[Source records]
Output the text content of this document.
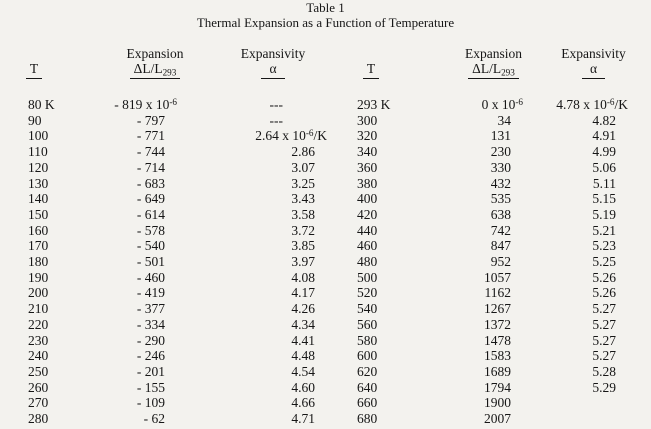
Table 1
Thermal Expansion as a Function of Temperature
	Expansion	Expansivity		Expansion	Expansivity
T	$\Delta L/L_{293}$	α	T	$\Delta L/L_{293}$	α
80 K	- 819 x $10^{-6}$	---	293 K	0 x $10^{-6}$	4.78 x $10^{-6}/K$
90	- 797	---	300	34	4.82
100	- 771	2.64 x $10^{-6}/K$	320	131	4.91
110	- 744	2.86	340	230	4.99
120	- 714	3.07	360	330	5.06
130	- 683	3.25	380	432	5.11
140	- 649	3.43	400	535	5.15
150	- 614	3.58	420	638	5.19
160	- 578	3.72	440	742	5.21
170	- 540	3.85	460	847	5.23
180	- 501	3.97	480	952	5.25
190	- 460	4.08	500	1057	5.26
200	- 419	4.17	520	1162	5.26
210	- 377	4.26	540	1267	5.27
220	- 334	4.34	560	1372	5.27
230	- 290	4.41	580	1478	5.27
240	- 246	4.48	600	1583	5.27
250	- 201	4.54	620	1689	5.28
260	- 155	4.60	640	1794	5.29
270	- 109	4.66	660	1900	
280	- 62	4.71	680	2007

--

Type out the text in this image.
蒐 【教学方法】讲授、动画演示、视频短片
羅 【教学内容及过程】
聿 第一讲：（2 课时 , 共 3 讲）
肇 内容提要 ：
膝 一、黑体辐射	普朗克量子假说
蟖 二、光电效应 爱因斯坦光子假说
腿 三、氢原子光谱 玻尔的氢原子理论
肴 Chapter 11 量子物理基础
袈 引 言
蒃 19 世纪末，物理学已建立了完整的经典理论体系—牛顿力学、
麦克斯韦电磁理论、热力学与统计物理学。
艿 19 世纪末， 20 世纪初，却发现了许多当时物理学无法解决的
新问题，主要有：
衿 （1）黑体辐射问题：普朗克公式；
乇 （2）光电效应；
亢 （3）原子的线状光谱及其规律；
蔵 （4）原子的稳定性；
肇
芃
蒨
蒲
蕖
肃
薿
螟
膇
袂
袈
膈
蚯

* * *

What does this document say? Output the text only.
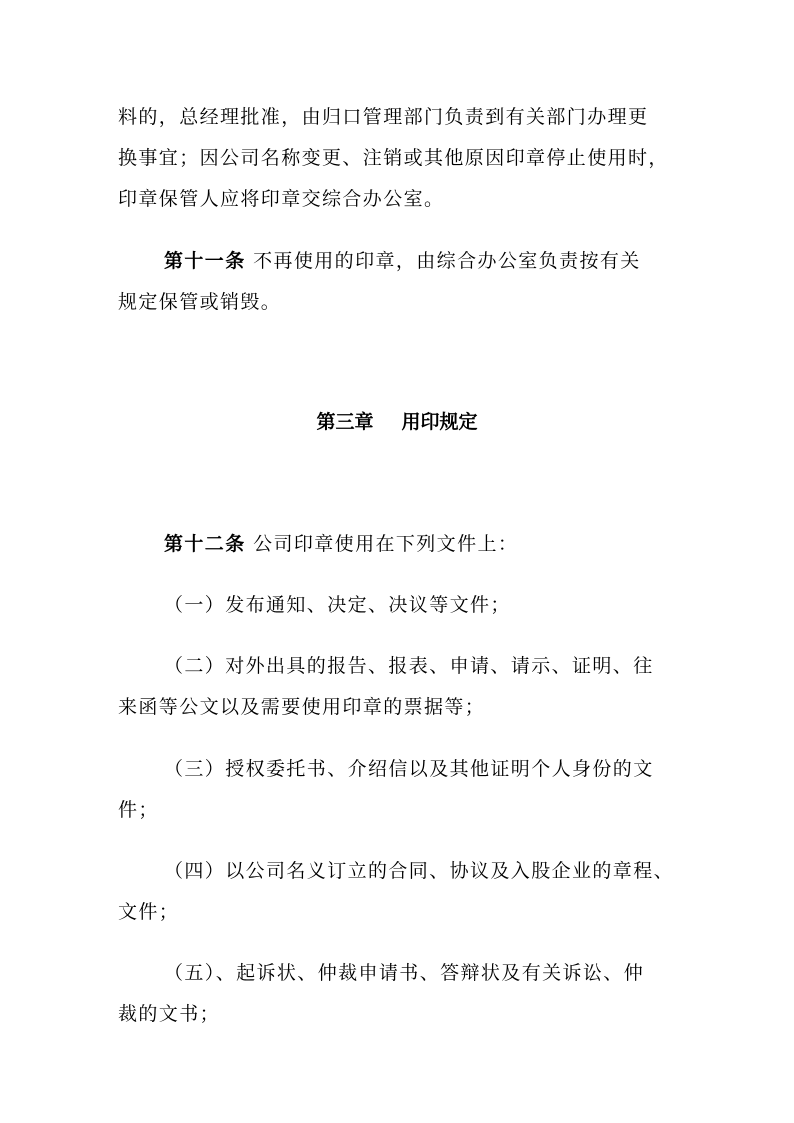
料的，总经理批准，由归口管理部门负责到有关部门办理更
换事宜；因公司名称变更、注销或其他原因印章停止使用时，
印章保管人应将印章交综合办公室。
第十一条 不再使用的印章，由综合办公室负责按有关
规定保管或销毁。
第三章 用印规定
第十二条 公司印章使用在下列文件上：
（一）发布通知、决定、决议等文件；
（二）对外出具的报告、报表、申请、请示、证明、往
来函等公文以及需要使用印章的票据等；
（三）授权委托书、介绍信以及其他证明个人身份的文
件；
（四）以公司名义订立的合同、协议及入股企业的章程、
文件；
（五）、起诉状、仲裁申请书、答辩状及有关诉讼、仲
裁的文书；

GIVEN PROBLEM: Gather each line of the listing that holds the string "Output".

RESULT FOR THIS TASK:
Output the text content of this document.
What does this document say? Output the text only.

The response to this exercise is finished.